▶ _Given problem_
Search the material for the string "ylabel", then report how many lines hold it, with no other text.

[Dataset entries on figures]

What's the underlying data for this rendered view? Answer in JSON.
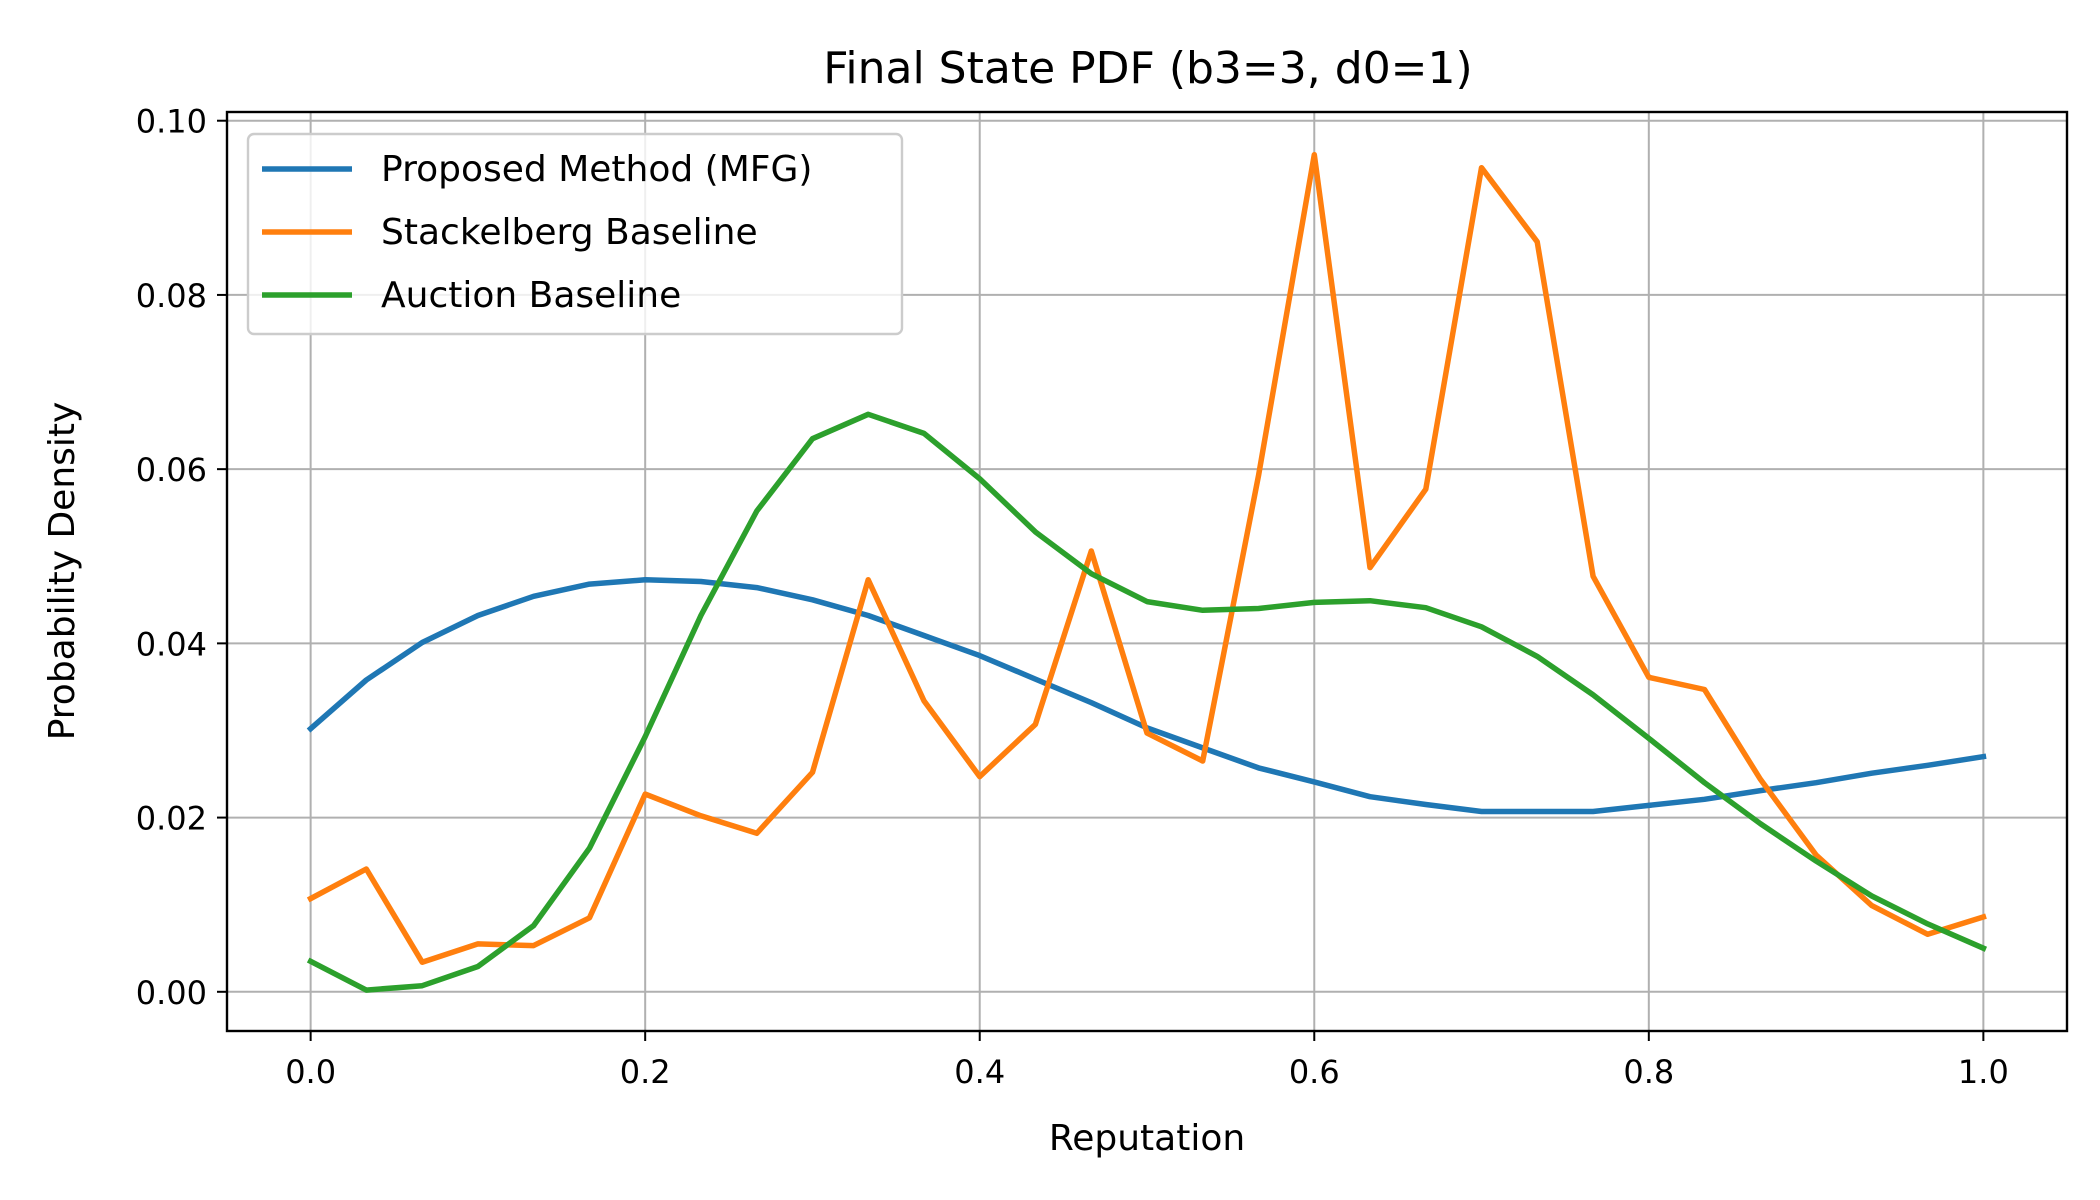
{
  "chart_data": {
    "type": "line",
    "title": "Final State PDF (b3=3, d0=1)",
    "xlabel": "Reputation",
    "ylabel": "Probability Density",
    "xlim": [
      -0.05,
      1.05
    ],
    "ylim": [
      -0.0045,
      0.101
    ],
    "xticks": [
      0.0,
      0.2,
      0.4,
      0.6,
      0.8,
      1.0
    ],
    "xtick_labels": [
      "0.0",
      "0.2",
      "0.4",
      "0.6",
      "0.8",
      "1.0"
    ],
    "yticks": [
      0.0,
      0.02,
      0.04,
      0.06,
      0.08,
      0.1
    ],
    "ytick_labels": [
      "0.00",
      "0.02",
      "0.04",
      "0.06",
      "0.08",
      "0.10"
    ],
    "grid": true,
    "legend_position": "top-left",
    "x": [
      0.0,
      0.0333,
      0.0667,
      0.1,
      0.1333,
      0.1667,
      0.2,
      0.2333,
      0.2667,
      0.3,
      0.3333,
      0.3667,
      0.4,
      0.4333,
      0.4667,
      0.5,
      0.5333,
      0.5667,
      0.6,
      0.6333,
      0.6667,
      0.7,
      0.7333,
      0.7667,
      0.8,
      0.8333,
      0.8667,
      0.9,
      0.9333,
      0.9667,
      1.0
    ],
    "series": [
      {
        "name": "Proposed Method (MFG)",
        "color": "#1f77b4",
        "values": [
          0.0302,
          0.0358,
          0.0401,
          0.0432,
          0.0454,
          0.0468,
          0.0473,
          0.0471,
          0.0464,
          0.045,
          0.0432,
          0.0409,
          0.0386,
          0.0359,
          0.0332,
          0.0303,
          0.028,
          0.0257,
          0.0241,
          0.0224,
          0.0215,
          0.0207,
          0.0207,
          0.0207,
          0.0214,
          0.0221,
          0.0231,
          0.024,
          0.0251,
          0.026,
          0.027
        ]
      },
      {
        "name": "Stackelberg Baseline",
        "color": "#ff7f0e",
        "values": [
          0.0107,
          0.0141,
          0.0034,
          0.0055,
          0.0053,
          0.0085,
          0.0227,
          0.0202,
          0.0182,
          0.0252,
          0.0473,
          0.0334,
          0.0247,
          0.0307,
          0.0506,
          0.0297,
          0.0265,
          0.0593,
          0.0961,
          0.0487,
          0.0577,
          0.0946,
          0.0861,
          0.0477,
          0.0361,
          0.0347,
          0.0244,
          0.0157,
          0.0099,
          0.0066,
          0.0086
        ]
      },
      {
        "name": "Auction Baseline",
        "color": "#2ca02c",
        "values": [
          0.0035,
          0.0002,
          0.0007,
          0.0029,
          0.0076,
          0.0165,
          0.0293,
          0.0432,
          0.0552,
          0.0635,
          0.0663,
          0.0641,
          0.0589,
          0.0528,
          0.048,
          0.0448,
          0.0438,
          0.044,
          0.0447,
          0.0449,
          0.0441,
          0.0419,
          0.0385,
          0.0341,
          0.0291,
          0.024,
          0.0193,
          0.015,
          0.011,
          0.0078,
          0.005
        ]
      }
    ]
  }
}
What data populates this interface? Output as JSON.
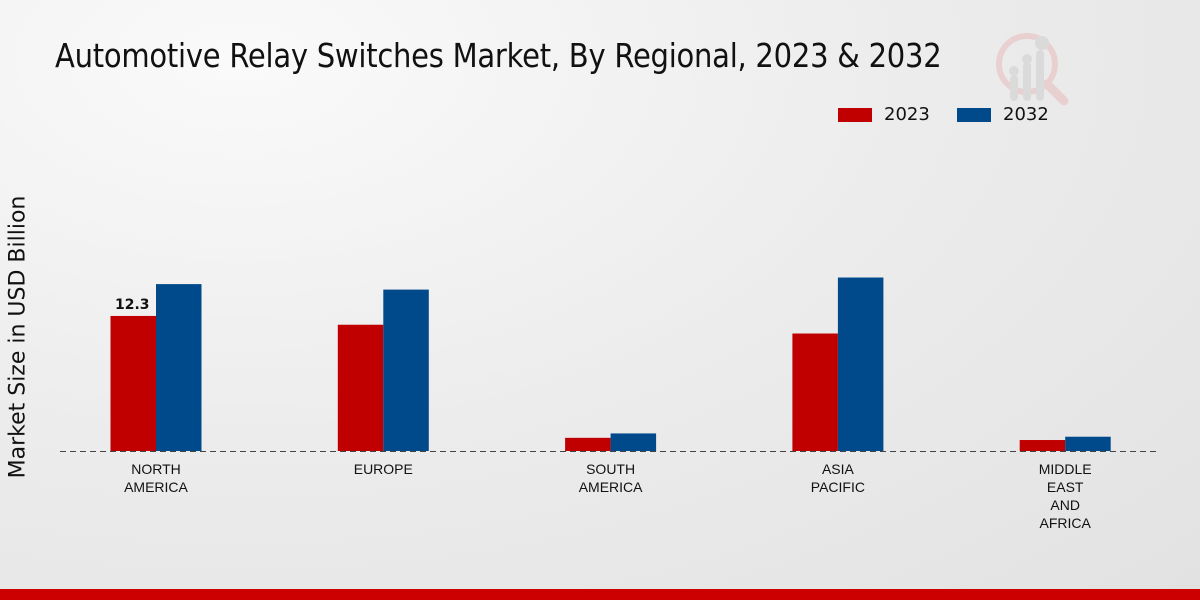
{
  "chart_data": {
    "type": "bar",
    "title": "Automotive Relay Switches Market, By Regional, 2023 & 2032",
    "xlabel": "",
    "ylabel": "Market Size in USD Billion",
    "categories": [
      [
        "NORTH",
        "AMERICA"
      ],
      [
        "EUROPE"
      ],
      [
        "SOUTH",
        "AMERICA"
      ],
      [
        "ASIA",
        "PACIFIC"
      ],
      [
        "MIDDLE",
        "EAST",
        "AND",
        "AFRICA"
      ]
    ],
    "series": [
      {
        "name": "2023",
        "color": "#c00000",
        "values": [
          12.3,
          11.5,
          1.2,
          10.7,
          1.0
        ]
      },
      {
        "name": "2032",
        "color": "#004a8c",
        "values": [
          15.2,
          14.7,
          1.6,
          15.8,
          1.3
        ]
      }
    ],
    "data_labels": [
      {
        "series": 0,
        "index": 0,
        "text": "12.3"
      }
    ],
    "ylim": [
      0,
      20
    ],
    "grid": false,
    "legend_position": "top-right"
  }
}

▶ _Written response_
2